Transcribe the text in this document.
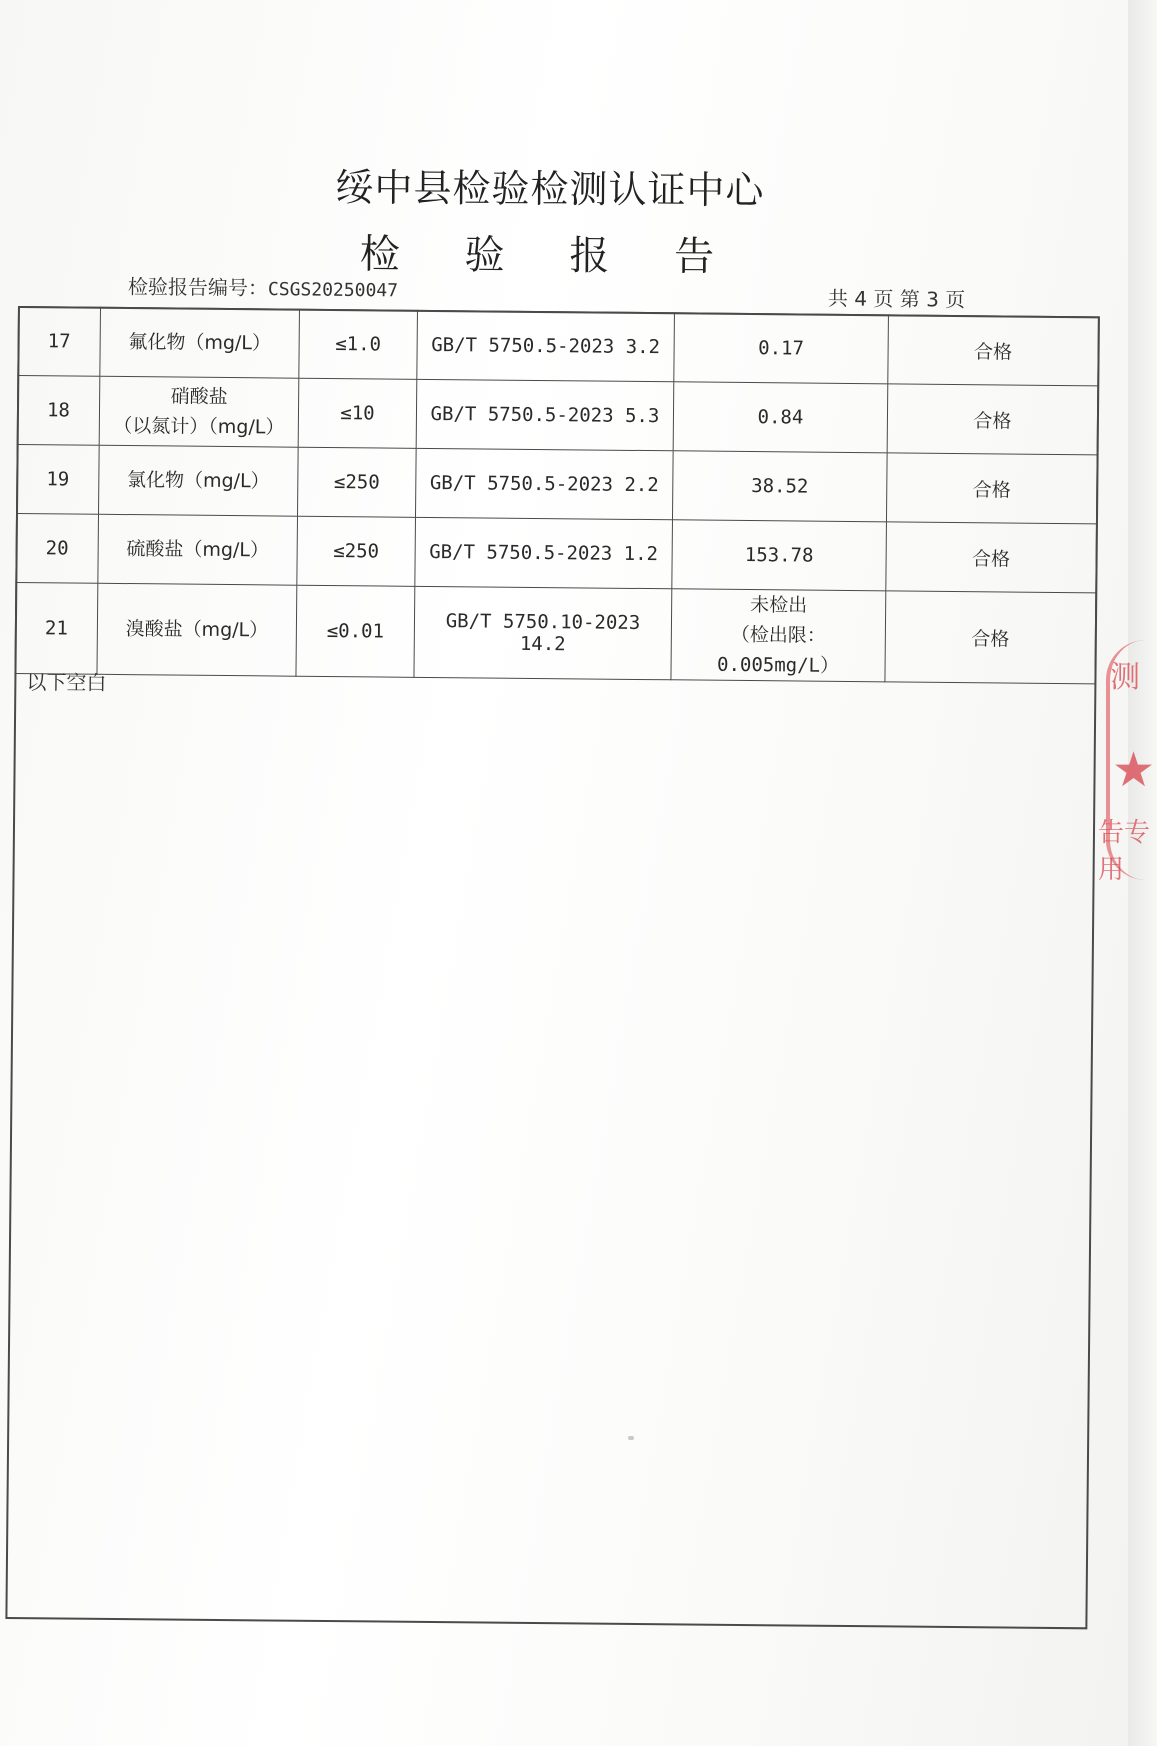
绥中县检验检测认证中心
检 验 报 告
检验报告编号：CSGS20250047	共 4 页 第 3 页
17	氟化物（mg/L）	≤1.0	GB/T 5750.5-2023 3.2	0.17	合格
18	硝酸盐
（以氮计）（mg/L）	≤10	GB/T 5750.5-2023 5.3	0.84	合格
19	氯化物（mg/L）	≤250	GB/T 5750.5-2023 2.2	38.52	合格
20	硫酸盐（mg/L）	≤250	GB/T 5750.5-2023 1.2	153.78	合格
21	溴酸盐（mg/L）	≤0.01	GB/T 5750.10-2023 14.2	未检出
（检出限：0.005mg/L）	合格
以下空白	测
★
告专用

* * *

EXERCISE DETAILS: Quote the preceding records in their entirety, excluding every picture.

EXERCISE OUTPUT:
Transcribe the text in this document.
绥中县检验检测认证中心
检 验 报 告
检验报告编号：CSGS20250047	共 4 页 第 3 页
17	氟化物（mg/L）	≤1.0	GB/T 5750.5-2023 3.2	0.17	合格
18	硝酸盐
（以氮计）（mg/L）	≤10	GB/T 5750.5-2023 5.3	0.84	合格
19	氯化物（mg/L）	≤250	GB/T 5750.5-2023 2.2	38.52	合格
20	硫酸盐（mg/L）	≤250	GB/T 5750.5-2023 1.2	153.78	合格
21	溴酸盐（mg/L）	≤0.01	GB/T 5750.10-2023 14.2	未检出
（检出限：0.005mg/L）	合格
以下空白	测
★
告专用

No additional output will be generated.